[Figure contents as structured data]
"""

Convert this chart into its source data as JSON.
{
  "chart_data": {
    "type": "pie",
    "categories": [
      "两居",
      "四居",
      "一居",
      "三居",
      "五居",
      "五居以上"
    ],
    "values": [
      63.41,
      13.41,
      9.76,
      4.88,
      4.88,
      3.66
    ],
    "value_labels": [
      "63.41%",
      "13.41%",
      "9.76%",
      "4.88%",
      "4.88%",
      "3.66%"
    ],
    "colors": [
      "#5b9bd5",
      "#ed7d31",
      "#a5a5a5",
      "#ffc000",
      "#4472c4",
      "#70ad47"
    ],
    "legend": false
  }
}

"""
"""

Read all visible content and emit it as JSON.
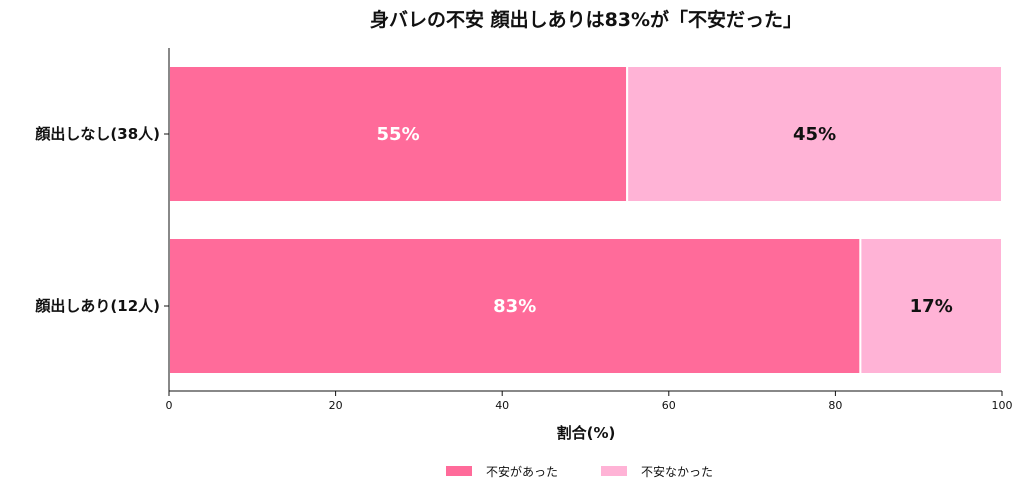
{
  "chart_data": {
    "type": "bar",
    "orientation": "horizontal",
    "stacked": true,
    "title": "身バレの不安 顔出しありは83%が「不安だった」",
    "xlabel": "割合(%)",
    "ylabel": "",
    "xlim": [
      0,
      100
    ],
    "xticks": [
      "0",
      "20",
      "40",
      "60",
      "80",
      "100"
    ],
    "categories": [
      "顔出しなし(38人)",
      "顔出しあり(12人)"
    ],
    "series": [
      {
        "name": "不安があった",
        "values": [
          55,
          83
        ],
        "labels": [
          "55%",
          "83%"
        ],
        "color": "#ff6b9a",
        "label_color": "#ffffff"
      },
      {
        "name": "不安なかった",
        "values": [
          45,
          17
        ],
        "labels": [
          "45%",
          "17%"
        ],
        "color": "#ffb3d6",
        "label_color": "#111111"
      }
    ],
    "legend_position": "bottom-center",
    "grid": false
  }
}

"""
"""

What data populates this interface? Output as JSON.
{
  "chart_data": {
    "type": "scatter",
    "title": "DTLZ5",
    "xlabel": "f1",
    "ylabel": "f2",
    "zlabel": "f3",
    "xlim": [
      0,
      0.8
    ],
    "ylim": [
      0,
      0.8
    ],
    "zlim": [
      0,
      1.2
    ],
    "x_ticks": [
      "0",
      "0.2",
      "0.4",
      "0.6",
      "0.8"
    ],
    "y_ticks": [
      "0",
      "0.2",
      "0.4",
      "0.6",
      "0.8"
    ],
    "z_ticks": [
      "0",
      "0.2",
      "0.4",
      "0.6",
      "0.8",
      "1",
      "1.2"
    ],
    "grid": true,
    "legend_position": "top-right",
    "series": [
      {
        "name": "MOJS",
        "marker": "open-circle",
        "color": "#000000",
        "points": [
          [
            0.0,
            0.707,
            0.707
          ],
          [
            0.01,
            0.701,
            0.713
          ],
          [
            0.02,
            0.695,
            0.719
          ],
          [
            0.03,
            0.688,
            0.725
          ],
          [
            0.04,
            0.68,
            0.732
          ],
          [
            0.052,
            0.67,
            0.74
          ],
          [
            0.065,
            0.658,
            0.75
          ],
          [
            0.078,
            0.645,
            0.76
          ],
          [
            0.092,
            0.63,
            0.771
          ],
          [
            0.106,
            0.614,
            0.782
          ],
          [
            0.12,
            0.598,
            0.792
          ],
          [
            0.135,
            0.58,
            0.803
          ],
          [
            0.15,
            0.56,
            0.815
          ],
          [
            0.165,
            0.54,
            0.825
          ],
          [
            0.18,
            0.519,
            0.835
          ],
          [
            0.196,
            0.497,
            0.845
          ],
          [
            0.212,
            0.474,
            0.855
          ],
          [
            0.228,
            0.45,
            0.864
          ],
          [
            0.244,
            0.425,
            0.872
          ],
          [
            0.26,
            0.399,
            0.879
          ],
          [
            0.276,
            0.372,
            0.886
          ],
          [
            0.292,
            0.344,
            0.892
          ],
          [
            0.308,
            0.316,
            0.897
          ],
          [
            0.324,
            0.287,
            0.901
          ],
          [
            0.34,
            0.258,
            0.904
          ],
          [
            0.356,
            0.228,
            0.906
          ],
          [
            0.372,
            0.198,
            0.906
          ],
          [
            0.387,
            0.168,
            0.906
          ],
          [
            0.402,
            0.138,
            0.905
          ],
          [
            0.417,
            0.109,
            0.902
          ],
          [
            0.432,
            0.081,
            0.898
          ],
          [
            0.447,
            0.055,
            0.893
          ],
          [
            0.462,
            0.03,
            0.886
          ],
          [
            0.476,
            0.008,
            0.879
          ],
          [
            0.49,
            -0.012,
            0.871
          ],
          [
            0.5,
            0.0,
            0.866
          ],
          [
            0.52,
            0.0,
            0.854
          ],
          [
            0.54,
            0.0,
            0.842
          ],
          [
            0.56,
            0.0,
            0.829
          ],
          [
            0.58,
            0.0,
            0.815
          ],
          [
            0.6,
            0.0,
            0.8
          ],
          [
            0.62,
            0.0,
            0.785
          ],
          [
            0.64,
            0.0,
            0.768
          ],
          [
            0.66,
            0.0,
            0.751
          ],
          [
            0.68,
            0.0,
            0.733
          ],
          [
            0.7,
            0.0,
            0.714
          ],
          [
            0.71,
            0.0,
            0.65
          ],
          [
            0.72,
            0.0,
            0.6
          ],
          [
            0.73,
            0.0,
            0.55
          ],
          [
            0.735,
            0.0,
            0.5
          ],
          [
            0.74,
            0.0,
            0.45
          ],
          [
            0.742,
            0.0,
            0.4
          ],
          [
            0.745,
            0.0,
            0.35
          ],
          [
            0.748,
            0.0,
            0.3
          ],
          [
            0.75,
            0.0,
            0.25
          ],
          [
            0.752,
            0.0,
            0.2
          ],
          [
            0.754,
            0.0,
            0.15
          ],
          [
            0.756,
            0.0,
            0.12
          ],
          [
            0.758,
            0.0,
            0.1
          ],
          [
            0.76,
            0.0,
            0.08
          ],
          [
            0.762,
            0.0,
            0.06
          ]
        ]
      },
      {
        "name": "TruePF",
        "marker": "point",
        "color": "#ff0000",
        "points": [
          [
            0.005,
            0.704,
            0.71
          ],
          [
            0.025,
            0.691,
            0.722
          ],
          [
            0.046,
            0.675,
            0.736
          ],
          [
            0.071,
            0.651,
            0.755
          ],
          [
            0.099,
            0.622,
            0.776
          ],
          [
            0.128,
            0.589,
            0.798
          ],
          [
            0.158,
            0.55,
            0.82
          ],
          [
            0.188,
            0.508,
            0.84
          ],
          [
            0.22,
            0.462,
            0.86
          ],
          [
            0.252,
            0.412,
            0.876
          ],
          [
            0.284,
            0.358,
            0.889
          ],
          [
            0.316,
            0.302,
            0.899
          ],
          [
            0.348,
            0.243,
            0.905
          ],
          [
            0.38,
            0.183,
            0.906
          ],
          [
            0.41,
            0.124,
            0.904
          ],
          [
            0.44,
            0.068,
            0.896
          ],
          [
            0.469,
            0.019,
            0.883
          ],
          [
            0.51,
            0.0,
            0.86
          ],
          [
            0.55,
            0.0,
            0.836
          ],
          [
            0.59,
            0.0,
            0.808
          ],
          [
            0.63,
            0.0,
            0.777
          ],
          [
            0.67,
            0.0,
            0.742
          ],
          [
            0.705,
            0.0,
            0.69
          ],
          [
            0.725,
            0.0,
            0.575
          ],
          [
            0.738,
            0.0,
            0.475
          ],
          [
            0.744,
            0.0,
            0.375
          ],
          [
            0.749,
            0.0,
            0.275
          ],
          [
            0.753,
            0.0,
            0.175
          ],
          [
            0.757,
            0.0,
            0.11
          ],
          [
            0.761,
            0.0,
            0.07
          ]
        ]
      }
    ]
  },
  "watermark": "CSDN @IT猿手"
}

"""

Pull out all lines from the entries above in which the word "this" appears.

Convert this chart into its source data as JSON.
What data populates this interface? Output as JSON.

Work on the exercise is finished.